■ **Given exercise**
Each record below is to be reproduced without any change.

■ **Records to use**
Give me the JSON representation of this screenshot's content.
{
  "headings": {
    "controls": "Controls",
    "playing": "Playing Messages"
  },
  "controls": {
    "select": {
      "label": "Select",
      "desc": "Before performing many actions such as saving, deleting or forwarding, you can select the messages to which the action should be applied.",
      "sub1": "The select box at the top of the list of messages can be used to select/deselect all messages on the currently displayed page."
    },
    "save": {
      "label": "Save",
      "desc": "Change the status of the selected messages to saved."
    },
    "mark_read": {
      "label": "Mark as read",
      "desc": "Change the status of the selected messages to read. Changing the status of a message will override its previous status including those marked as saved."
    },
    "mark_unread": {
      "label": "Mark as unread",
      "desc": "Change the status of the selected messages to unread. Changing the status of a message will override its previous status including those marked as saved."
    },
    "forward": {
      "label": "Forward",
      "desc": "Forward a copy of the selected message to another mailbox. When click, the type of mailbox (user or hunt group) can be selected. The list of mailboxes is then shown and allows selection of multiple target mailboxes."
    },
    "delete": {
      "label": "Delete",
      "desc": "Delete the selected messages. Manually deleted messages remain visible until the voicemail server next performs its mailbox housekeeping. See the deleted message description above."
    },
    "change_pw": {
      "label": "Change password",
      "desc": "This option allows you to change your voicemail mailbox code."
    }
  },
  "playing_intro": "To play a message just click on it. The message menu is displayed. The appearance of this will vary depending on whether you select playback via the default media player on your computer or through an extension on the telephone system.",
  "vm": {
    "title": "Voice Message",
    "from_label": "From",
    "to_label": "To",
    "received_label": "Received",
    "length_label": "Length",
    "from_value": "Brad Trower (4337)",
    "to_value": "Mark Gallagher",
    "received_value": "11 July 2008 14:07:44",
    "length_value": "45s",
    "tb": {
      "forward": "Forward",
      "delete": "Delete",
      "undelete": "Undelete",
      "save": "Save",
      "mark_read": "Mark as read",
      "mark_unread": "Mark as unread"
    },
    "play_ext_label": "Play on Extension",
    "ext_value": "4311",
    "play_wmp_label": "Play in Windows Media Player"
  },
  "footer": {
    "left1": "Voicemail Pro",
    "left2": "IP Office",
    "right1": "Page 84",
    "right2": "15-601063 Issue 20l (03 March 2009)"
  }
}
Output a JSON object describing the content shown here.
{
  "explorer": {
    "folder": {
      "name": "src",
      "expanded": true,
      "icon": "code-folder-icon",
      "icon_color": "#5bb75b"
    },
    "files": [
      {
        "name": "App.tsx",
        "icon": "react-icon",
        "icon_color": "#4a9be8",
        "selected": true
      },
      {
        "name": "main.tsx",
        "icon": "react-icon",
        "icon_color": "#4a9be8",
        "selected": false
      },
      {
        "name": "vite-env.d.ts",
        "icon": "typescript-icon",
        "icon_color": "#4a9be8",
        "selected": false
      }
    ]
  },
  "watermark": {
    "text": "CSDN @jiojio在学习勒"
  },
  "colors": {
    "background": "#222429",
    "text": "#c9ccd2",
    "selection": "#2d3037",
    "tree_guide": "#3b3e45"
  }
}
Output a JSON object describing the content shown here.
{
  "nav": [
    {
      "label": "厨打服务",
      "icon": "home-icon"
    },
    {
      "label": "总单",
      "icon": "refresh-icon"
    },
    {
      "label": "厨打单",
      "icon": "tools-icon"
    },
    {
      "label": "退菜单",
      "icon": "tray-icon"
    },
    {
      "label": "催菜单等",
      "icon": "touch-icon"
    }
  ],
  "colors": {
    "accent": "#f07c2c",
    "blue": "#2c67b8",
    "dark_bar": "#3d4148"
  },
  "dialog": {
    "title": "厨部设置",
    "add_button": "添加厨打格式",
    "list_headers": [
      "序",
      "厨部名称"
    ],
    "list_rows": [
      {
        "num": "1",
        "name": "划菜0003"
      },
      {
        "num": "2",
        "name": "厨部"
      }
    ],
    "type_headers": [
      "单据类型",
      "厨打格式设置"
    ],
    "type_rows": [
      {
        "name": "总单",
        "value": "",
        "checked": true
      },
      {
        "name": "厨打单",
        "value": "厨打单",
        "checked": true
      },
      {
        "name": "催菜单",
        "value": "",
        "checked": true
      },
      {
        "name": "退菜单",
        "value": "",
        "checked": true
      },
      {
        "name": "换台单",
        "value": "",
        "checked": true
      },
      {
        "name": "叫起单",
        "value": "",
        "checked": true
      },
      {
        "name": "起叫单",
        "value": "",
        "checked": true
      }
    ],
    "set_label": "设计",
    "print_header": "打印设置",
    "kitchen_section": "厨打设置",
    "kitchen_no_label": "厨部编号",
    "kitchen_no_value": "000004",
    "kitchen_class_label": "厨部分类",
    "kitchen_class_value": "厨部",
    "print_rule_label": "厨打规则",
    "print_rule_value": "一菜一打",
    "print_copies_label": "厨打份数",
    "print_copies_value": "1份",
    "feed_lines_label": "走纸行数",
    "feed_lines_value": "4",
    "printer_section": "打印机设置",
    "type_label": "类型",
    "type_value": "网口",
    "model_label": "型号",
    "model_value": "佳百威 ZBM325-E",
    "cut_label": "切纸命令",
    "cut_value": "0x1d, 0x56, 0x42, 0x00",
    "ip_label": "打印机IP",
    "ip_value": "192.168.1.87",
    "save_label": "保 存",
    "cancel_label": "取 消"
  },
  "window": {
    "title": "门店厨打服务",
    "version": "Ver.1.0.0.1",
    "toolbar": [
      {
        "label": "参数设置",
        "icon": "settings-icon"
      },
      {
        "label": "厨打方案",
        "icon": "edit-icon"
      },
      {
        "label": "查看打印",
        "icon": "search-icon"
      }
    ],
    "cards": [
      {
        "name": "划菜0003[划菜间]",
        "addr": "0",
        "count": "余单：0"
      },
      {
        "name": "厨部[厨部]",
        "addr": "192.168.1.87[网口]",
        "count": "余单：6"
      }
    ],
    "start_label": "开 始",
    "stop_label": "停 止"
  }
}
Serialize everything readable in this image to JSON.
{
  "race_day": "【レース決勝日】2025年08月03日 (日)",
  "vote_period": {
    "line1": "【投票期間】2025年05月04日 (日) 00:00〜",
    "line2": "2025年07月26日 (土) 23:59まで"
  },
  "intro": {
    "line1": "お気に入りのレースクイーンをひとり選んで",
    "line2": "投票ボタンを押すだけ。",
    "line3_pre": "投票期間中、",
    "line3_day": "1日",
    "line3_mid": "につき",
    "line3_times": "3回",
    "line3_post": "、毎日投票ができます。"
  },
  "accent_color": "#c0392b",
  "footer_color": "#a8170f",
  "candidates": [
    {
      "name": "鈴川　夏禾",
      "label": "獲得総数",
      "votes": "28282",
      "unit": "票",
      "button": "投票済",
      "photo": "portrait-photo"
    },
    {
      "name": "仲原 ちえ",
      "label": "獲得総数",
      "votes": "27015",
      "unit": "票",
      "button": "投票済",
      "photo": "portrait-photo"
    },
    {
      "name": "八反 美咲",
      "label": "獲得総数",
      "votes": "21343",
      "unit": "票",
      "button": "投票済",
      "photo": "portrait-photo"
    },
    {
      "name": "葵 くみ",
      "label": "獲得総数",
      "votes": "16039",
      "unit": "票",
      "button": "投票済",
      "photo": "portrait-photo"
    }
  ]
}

■ **Solution below**
Give me the JSON representation of this screenshot's content.
{
  "headings": {
    "controls": "Controls",
    "playing": "Playing Messages"
  },
  "controls": {
    "select": {
      "label": "Select",
      "desc": "Before performing many actions such as saving, deleting or forwarding, you can select the messages to which the action should be applied.",
      "sub1": "The select box at the top of the list of messages can be used to select/deselect all messages on the currently displayed page."
    },
    "save": {
      "label": "Save",
      "desc": "Change the status of the selected messages to saved."
    },
    "mark_read": {
      "label": "Mark as read",
      "desc": "Change the status of the selected messages to read. Changing the status of a message will override its previous status including those marked as saved."
    },
    "mark_unread": {
      "label": "Mark as unread",
      "desc": "Change the status of the selected messages to unread. Changing the status of a message will override its previous status including those marked as saved."
    },
    "forward": {
      "label": "Forward",
      "desc": "Forward a copy of the selected message to another mailbox. When click, the type of mailbox (user or hunt group) can be selected. The list of mailboxes is then shown and allows selection of multiple target mailboxes."
    },
    "delete": {
      "label": "Delete",
      "desc": "Delete the selected messages. Manually deleted messages remain visible until the voicemail server next performs its mailbox housekeeping. See the deleted message description above."
    },
    "change_pw": {
      "label": "Change password",
      "desc": "This option allows you to change your voicemail mailbox code."
    }
  },
  "playing_intro": "To play a message just click on it. The message menu is displayed. The appearance of this will vary depending on whether you select playback via the default media player on your computer or through an extension on the telephone system.",
  "vm": {
    "title": "Voice Message",
    "from_label": "From",
    "to_label": "To",
    "received_label": "Received",
    "length_label": "Length",
    "from_value": "Brad Trower (4337)",
    "to_value": "Mark Gallagher",
    "received_value": "11 July 2008 14:07:44",
    "length_value": "45s",
    "tb": {
      "forward": "Forward",
      "delete": "Delete",
      "undelete": "Undelete",
      "save": "Save",
      "mark_read": "Mark as read",
      "mark_unread": "Mark as unread"
    },
    "play_ext_label": "Play on Extension",
    "ext_value": "4311",
    "play_wmp_label": "Play in Windows Media Player"
  },
  "footer": {
    "left1": "Voicemail Pro",
    "left2": "IP Office",
    "right1": "Page 84",
    "right2": "15-601063 Issue 20l (03 March 2009)"
  }
}
Output a JSON object describing the content shown here.
{
  "explorer": {
    "folder": {
      "name": "src",
      "expanded": true,
      "icon": "code-folder-icon",
      "icon_color": "#5bb75b"
    },
    "files": [
      {
        "name": "App.tsx",
        "icon": "react-icon",
        "icon_color": "#4a9be8",
        "selected": true
      },
      {
        "name": "main.tsx",
        "icon": "react-icon",
        "icon_color": "#4a9be8",
        "selected": false
      },
      {
        "name": "vite-env.d.ts",
        "icon": "typescript-icon",
        "icon_color": "#4a9be8",
        "selected": false
      }
    ]
  },
  "watermark": {
    "text": "CSDN @jiojio在学习勒"
  },
  "colors": {
    "background": "#222429",
    "text": "#c9ccd2",
    "selection": "#2d3037",
    "tree_guide": "#3b3e45"
  }
}
Output a JSON object describing the content shown here.
{
  "nav": [
    {
      "label": "厨打服务",
      "icon": "home-icon"
    },
    {
      "label": "总单",
      "icon": "refresh-icon"
    },
    {
      "label": "厨打单",
      "icon": "tools-icon"
    },
    {
      "label": "退菜单",
      "icon": "tray-icon"
    },
    {
      "label": "催菜单等",
      "icon": "touch-icon"
    }
  ],
  "colors": {
    "accent": "#f07c2c",
    "blue": "#2c67b8",
    "dark_bar": "#3d4148"
  },
  "dialog": {
    "title": "厨部设置",
    "add_button": "添加厨打格式",
    "list_headers": [
      "序",
      "厨部名称"
    ],
    "list_rows": [
      {
        "num": "1",
        "name": "划菜0003"
      },
      {
        "num": "2",
        "name": "厨部"
      }
    ],
    "type_headers": [
      "单据类型",
      "厨打格式设置"
    ],
    "type_rows": [
      {
        "name": "总单",
        "value": "",
        "checked": true
      },
      {
        "name": "厨打单",
        "value": "厨打单",
        "checked": true
      },
      {
        "name": "催菜单",
        "value": "",
        "checked": true
      },
      {
        "name": "退菜单",
        "value": "",
        "checked": true
      },
      {
        "name": "换台单",
        "value": "",
        "checked": true
      },
      {
        "name": "叫起单",
        "value": "",
        "checked": true
      },
      {
        "name": "起叫单",
        "value": "",
        "checked": true
      }
    ],
    "set_label": "设计",
    "print_header": "打印设置",
    "kitchen_section": "厨打设置",
    "kitchen_no_label": "厨部编号",
    "kitchen_no_value": "000004",
    "kitchen_class_label": "厨部分类",
    "kitchen_class_value": "厨部",
    "print_rule_label": "厨打规则",
    "print_rule_value": "一菜一打",
    "print_copies_label": "厨打份数",
    "print_copies_value": "1份",
    "feed_lines_label": "走纸行数",
    "feed_lines_value": "4",
    "printer_section": "打印机设置",
    "type_label": "类型",
    "type_value": "网口",
    "model_label": "型号",
    "model_value": "佳百威 ZBM325-E",
    "cut_label": "切纸命令",
    "cut_value": "0x1d, 0x56, 0x42, 0x00",
    "ip_label": "打印机IP",
    "ip_value": "192.168.1.87",
    "save_label": "保 存",
    "cancel_label": "取 消"
  },
  "window": {
    "title": "门店厨打服务",
    "version": "Ver.1.0.0.1",
    "toolbar": [
      {
        "label": "参数设置",
        "icon": "settings-icon"
      },
      {
        "label": "厨打方案",
        "icon": "edit-icon"
      },
      {
        "label": "查看打印",
        "icon": "search-icon"
      }
    ],
    "cards": [
      {
        "name": "划菜0003[划菜间]",
        "addr": "0",
        "count": "余单：0"
      },
      {
        "name": "厨部[厨部]",
        "addr": "192.168.1.87[网口]",
        "count": "余单：6"
      }
    ],
    "start_label": "开 始",
    "stop_label": "停 止"
  }
}
Serialize everything readable in this image to JSON.
{
  "race_day": "【レース決勝日】2025年08月03日 (日)",
  "vote_period": {
    "line1": "【投票期間】2025年05月04日 (日) 00:00〜",
    "line2": "2025年07月26日 (土) 23:59まで"
  },
  "intro": {
    "line1": "お気に入りのレースクイーンをひとり選んで",
    "line2": "投票ボタンを押すだけ。",
    "line3_pre": "投票期間中、",
    "line3_day": "1日",
    "line3_mid": "につき",
    "line3_times": "3回",
    "line3_post": "、毎日投票ができます。"
  },
  "accent_color": "#c0392b",
  "footer_color": "#a8170f",
  "candidates": [
    {
      "name": "鈴川　夏禾",
      "label": "獲得総数",
      "votes": "28282",
      "unit": "票",
      "button": "投票済",
      "photo": "portrait-photo"
    },
    {
      "name": "仲原 ちえ",
      "label": "獲得総数",
      "votes": "27015",
      "unit": "票",
      "button": "投票済",
      "photo": "portrait-photo"
    },
    {
      "name": "八反 美咲",
      "label": "獲得総数",
      "votes": "21343",
      "unit": "票",
      "button": "投票済",
      "photo": "portrait-photo"
    },
    {
      "name": "葵 くみ",
      "label": "獲得総数",
      "votes": "16039",
      "unit": "票",
      "button": "投票済",
      "photo": "portrait-photo"
    }
  ]
}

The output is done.